(Dataset entries)
++++

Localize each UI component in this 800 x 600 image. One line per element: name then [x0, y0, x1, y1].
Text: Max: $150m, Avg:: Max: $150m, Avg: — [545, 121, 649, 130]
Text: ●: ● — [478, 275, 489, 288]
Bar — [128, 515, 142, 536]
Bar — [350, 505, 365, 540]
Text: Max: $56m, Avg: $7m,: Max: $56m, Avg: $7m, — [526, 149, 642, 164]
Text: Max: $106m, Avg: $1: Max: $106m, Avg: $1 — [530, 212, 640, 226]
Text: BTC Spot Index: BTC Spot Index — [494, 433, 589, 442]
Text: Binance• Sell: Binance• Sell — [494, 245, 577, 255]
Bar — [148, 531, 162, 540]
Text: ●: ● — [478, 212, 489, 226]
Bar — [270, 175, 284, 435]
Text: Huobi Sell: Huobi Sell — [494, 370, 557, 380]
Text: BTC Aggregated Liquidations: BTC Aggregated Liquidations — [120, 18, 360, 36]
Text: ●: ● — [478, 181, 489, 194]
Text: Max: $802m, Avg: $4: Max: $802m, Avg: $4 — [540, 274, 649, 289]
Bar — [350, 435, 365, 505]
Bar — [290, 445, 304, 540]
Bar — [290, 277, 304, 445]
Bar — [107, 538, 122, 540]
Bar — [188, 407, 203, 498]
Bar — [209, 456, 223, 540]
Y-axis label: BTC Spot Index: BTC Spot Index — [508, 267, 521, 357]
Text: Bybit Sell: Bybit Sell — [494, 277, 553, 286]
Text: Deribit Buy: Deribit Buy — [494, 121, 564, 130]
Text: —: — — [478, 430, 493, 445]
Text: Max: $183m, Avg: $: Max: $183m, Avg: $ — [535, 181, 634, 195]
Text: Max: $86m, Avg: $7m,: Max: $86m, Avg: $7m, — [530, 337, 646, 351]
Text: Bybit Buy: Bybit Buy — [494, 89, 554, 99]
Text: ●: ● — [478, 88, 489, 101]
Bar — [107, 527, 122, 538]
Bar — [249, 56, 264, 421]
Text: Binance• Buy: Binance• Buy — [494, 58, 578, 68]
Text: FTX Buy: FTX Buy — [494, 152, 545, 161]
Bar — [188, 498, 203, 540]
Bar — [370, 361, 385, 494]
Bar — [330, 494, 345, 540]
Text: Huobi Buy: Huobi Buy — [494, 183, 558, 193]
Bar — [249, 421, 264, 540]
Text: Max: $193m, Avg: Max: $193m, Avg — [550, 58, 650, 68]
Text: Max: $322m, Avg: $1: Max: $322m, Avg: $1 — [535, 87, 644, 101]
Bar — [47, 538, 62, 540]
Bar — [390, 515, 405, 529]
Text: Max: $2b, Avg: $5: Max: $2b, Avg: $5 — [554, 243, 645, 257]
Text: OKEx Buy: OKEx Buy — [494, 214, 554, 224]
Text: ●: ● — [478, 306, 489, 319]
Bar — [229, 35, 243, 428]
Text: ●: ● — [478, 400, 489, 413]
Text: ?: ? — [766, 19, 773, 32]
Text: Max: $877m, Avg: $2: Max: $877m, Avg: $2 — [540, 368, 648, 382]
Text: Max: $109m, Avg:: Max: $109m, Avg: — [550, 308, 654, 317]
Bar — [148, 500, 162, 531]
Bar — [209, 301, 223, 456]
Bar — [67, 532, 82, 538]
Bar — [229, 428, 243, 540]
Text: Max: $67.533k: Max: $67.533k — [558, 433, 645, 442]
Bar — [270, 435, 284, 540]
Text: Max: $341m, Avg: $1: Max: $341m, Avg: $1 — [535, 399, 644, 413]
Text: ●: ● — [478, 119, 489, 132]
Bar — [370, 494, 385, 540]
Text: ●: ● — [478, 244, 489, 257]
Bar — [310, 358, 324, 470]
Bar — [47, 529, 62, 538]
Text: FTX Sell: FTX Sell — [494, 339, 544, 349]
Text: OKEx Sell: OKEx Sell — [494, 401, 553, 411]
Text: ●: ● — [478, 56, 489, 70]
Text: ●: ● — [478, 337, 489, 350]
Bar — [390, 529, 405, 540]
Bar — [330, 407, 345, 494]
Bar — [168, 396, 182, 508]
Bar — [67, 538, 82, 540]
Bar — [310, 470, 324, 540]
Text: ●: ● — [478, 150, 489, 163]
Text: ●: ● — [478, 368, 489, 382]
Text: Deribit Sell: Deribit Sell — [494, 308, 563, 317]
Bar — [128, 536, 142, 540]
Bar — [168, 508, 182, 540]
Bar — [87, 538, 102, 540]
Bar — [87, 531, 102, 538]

++++

• _PROBLEM STATEMENT_:
Copy the lines of the listing above word for word, from its first line through the line containing "Text: BTC Spot", including both.

• _RESPONSE TO THE TASK_:
Localize each UI component in this 800 x 600 image. One line per element: name then [x0, y0, x1, y1].
Text: Max: $150m, Avg:: Max: $150m, Avg: — [545, 121, 649, 130]
Text: ●: ● — [478, 275, 489, 288]
Bar — [128, 515, 142, 536]
Bar — [350, 505, 365, 540]
Text: Max: $56m, Avg: $7m,: Max: $56m, Avg: $7m, — [526, 149, 642, 164]
Text: Max: $106m, Avg: $1: Max: $106m, Avg: $1 — [530, 212, 640, 226]
Text: BTC Spot Index: BTC Spot Index — [494, 433, 589, 442]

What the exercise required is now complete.